Exercise goal
Copy out every line exactly, passing over the pictures.

Extracted entries
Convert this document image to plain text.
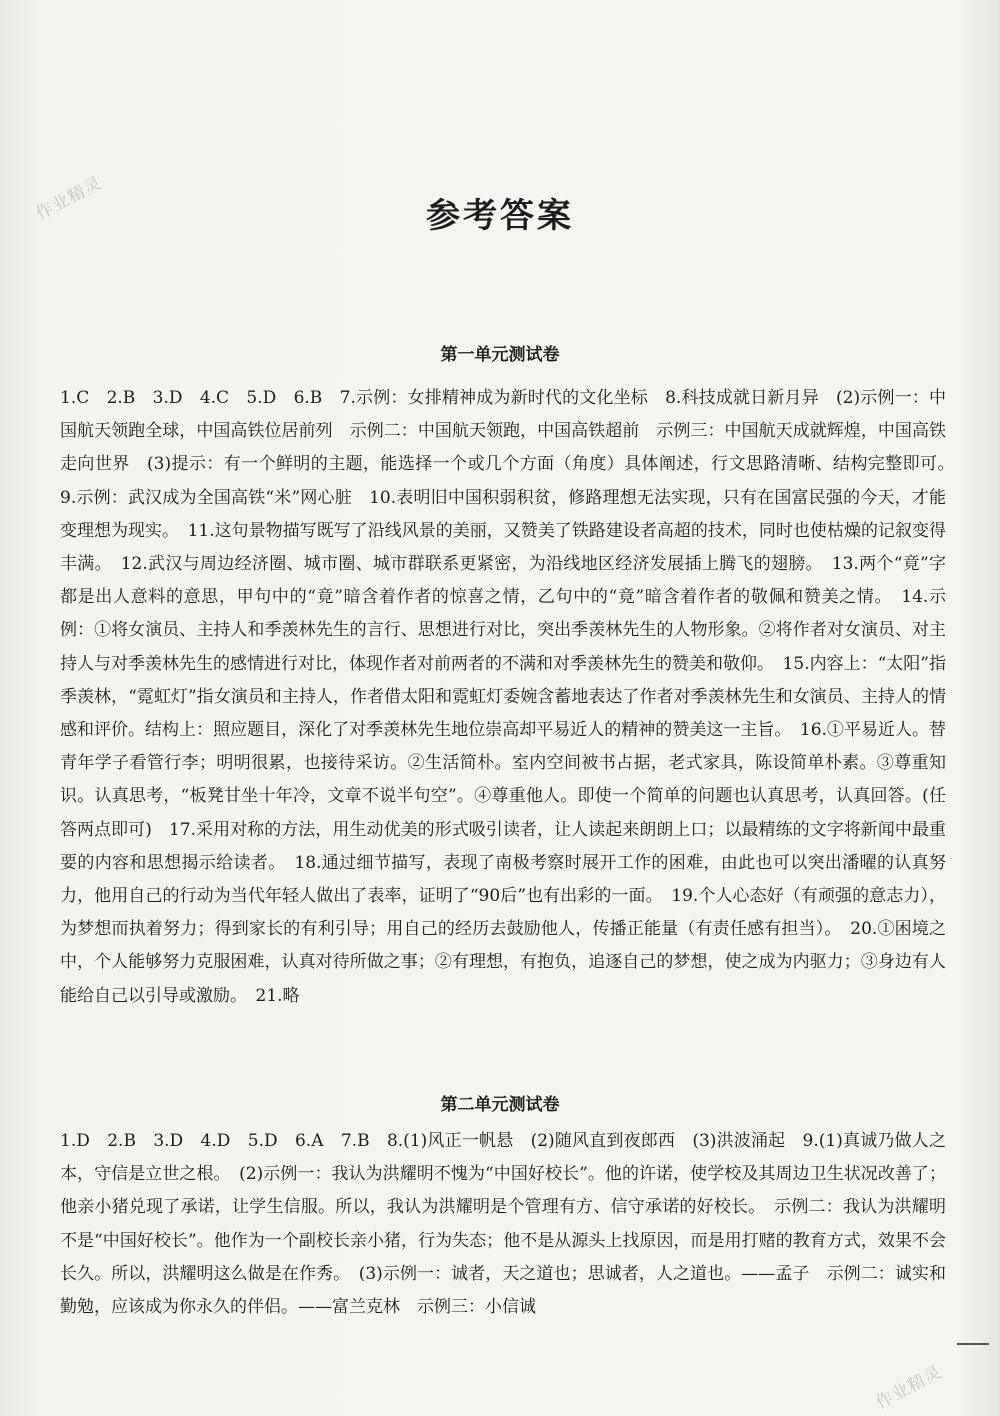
作业精灵	参考答案
第一单元测试卷
1.C　2.B　3.D　4.C　5.D　6.B　7.示例：女排精神成为新时代的文化坐标　8.科技成就日新月异　(2)示例一：中国航天领跑全球，中国高铁位居前列　示例二：中国航天领跑，中国高铁超前　示例三：中国航天成就辉煌，中国高铁走向世界　(3)提示：有一个鲜明的主题，能选择一个或几个方面（角度）具体阐述，行文思路清晰、结构完整即可。　9.示例：武汉成为全国高铁“米”网心脏　10.表明旧中国积弱积贫，修路理想无法实现，只有在国富民强的今天，才能变理想为现实。　11.这句景物描写既写了沿线风景的美丽，又赞美了铁路建设者高超的技术，同时也使枯燥的记叙变得丰满。　12.武汉与周边经济圈、城市圈、城市群联系更紧密，为沿线地区经济发展插上腾飞的翅膀。　13.两个“竟”字都是出人意料的意思，甲句中的“竟”暗含着作者的惊喜之情，乙句中的“竟”暗含着作者的敬佩和赞美之情。　14.示例：①将女演员、主持人和季羡林先生的言行、思想进行对比，突出季羡林先生的人物形象。②将作者对女演员、对主持人与对季羡林先生的感情进行对比，体现作者对前两者的不满和对季羡林先生的赞美和敬仰。　15.内容上：“太阳”指季羡林，“霓虹灯”指女演员和主持人，作者借太阳和霓虹灯委婉含蓄地表达了作者对季羡林先生和女演员、主持人的情感和评价。结构上：照应题目，深化了对季羡林先生地位崇高却平易近人的精神的赞美这一主旨。　16.①平易近人。替青年学子看管行李；明明很累，也接待采访。②生活简朴。室内空间被书占据，老式家具，陈设简单朴素。③尊重知识。认真思考，“板凳甘坐十年冷，文章不说半句空”。④尊重他人。即使一个简单的问题也认真思考，认真回答。(任答两点即可)　17.采用对称的方法，用生动优美的形式吸引读者，让人读起来朗朗上口；以最精练的文字将新闻中最重要的内容和思想揭示给读者。　18.通过细节描写，表现了南极考察时展开工作的困难，由此也可以突出潘曜的认真努力，他用自己的行动为当代年轻人做出了表率，证明了“90后”也有出彩的一面。　19.个人心态好（有顽强的意志力），为梦想而执着努力；得到家长的有利引导；用自己的经历去鼓励他人，传播正能量（有责任感有担当）。　20.①困境之中，个人能够努力克服困难，认真对待所做之事；②有理想，有抱负，追逐自己的梦想，使之成为内驱力；③身边有人能给自己以引导或激励。　21.略
第二单元测试卷
1.D　2.B　3.D　4.D　5.D　6.A　7.B　8.(1)风正一帆悬　(2)随风直到夜郎西　(3)洪波涌起　9.(1)真诚乃做人之本，守信是立世之根。　(2)示例一：我认为洪耀明不愧为“中国好校长”。他的许诺，使学校及其周边卫生状况改善了；他亲小猪兑现了承诺，让学生信服。所以，我认为洪耀明是个管理有方、信守承诺的好校长。　示例二：我认为洪耀明不是“中国好校长”。他作为一个副校长亲小猪，行为失态；他不是从源头上找原因，而是用打赌的教育方式，效果不会长久。所以，洪耀明这么做是在作秀。　(3)示例一：诚者，天之道也；思诚者，人之道也。——孟子　示例二：诚实和勤勉，应该成为你永久的伴侣。——富兰克林　示例三：小信诚
作业精灵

Expected answer
Convert this document image to plain text.
作业精灵	参考答案
第一单元测试卷
1.C　2.B　3.D　4.C　5.D　6.B　7.示例：女排精神成为新时代的文化坐标　8.科技成就日新月异　(2)示例一：中国航天领跑全球，中国高铁位居前列　示例二：中国航天领跑，中国高铁超前　示例三：中国航天成就辉煌，中国高铁走向世界　(3)提示：有一个鲜明的主题，能选择一个或几个方面（角度）具体阐述，行文思路清晰、结构完整即可。　9.示例：武汉成为全国高铁“米”网心脏　10.表明旧中国积弱积贫，修路理想无法实现，只有在国富民强的今天，才能变理想为现实。　11.这句景物描写既写了沿线风景的美丽，又赞美了铁路建设者高超的技术，同时也使枯燥的记叙变得丰满。　12.武汉与周边经济圈、城市圈、城市群联系更紧密，为沿线地区经济发展插上腾飞的翅膀。　13.两个“竟”字都是出人意料的意思，甲句中的“竟”暗含着作者的惊喜之情，乙句中的“竟”暗含着作者的敬佩和赞美之情。　14.示例：①将女演员、主持人和季羡林先生的言行、思想进行对比，突出季羡林先生的人物形象。②将作者对女演员、对主持人与对季羡林先生的感情进行对比，体现作者对前两者的不满和对季羡林先生的赞美和敬仰。　15.内容上：“太阳”指季羡林，“霓虹灯”指女演员和主持人，作者借太阳和霓虹灯委婉含蓄地表达了作者对季羡林先生和女演员、主持人的情感和评价。结构上：照应题目，深化了对季羡林先生地位崇高却平易近人的精神的赞美这一主旨。　16.①平易近人。替青年学子看管行李；明明很累，也接待采访。②生活简朴。室内空间被书占据，老式家具，陈设简单朴素。③尊重知识。认真思考，“板凳甘坐十年冷，文章不说半句空”。④尊重他人。即使一个简单的问题也认真思考，认真回答。(任答两点即可)　17.采用对称的方法，用生动优美的形式吸引读者，让人读起来朗朗上口；以最精练的文字将新闻中最重要的内容和思想揭示给读者。　18.通过细节描写，表现了南极考察时展开工作的困难，由此也可以突出潘曜的认真努力，他用自己的行动为当代年轻人做出了表率，证明了“90后”也有出彩的一面。　19.个人心态好（有顽强的意志力），为梦想而执着努力；得到家长的有利引导；用自己的经历去鼓励他人，传播正能量（有责任感有担当）。　20.①困境之中，个人能够努力克服困难，认真对待所做之事；②有理想，有抱负，追逐自己的梦想，使之成为内驱力；③身边有人能给自己以引导或激励。　21.略
第二单元测试卷
1.D　2.B　3.D　4.D　5.D　6.A　7.B　8.(1)风正一帆悬　(2)随风直到夜郎西　(3)洪波涌起　9.(1)真诚乃做人之本，守信是立世之根。　(2)示例一：我认为洪耀明不愧为“中国好校长”。他的许诺，使学校及其周边卫生状况改善了；他亲小猪兑现了承诺，让学生信服。所以，我认为洪耀明是个管理有方、信守承诺的好校长。　示例二：我认为洪耀明不是“中国好校长”。他作为一个副校长亲小猪，行为失态；他不是从源头上找原因，而是用打赌的教育方式，效果不会长久。所以，洪耀明这么做是在作秀。　(3)示例一：诚者，天之道也；思诚者，人之道也。——孟子　示例二：诚实和勤勉，应该成为你永久的伴侣。——富兰克林　示例三：小信诚
作业精灵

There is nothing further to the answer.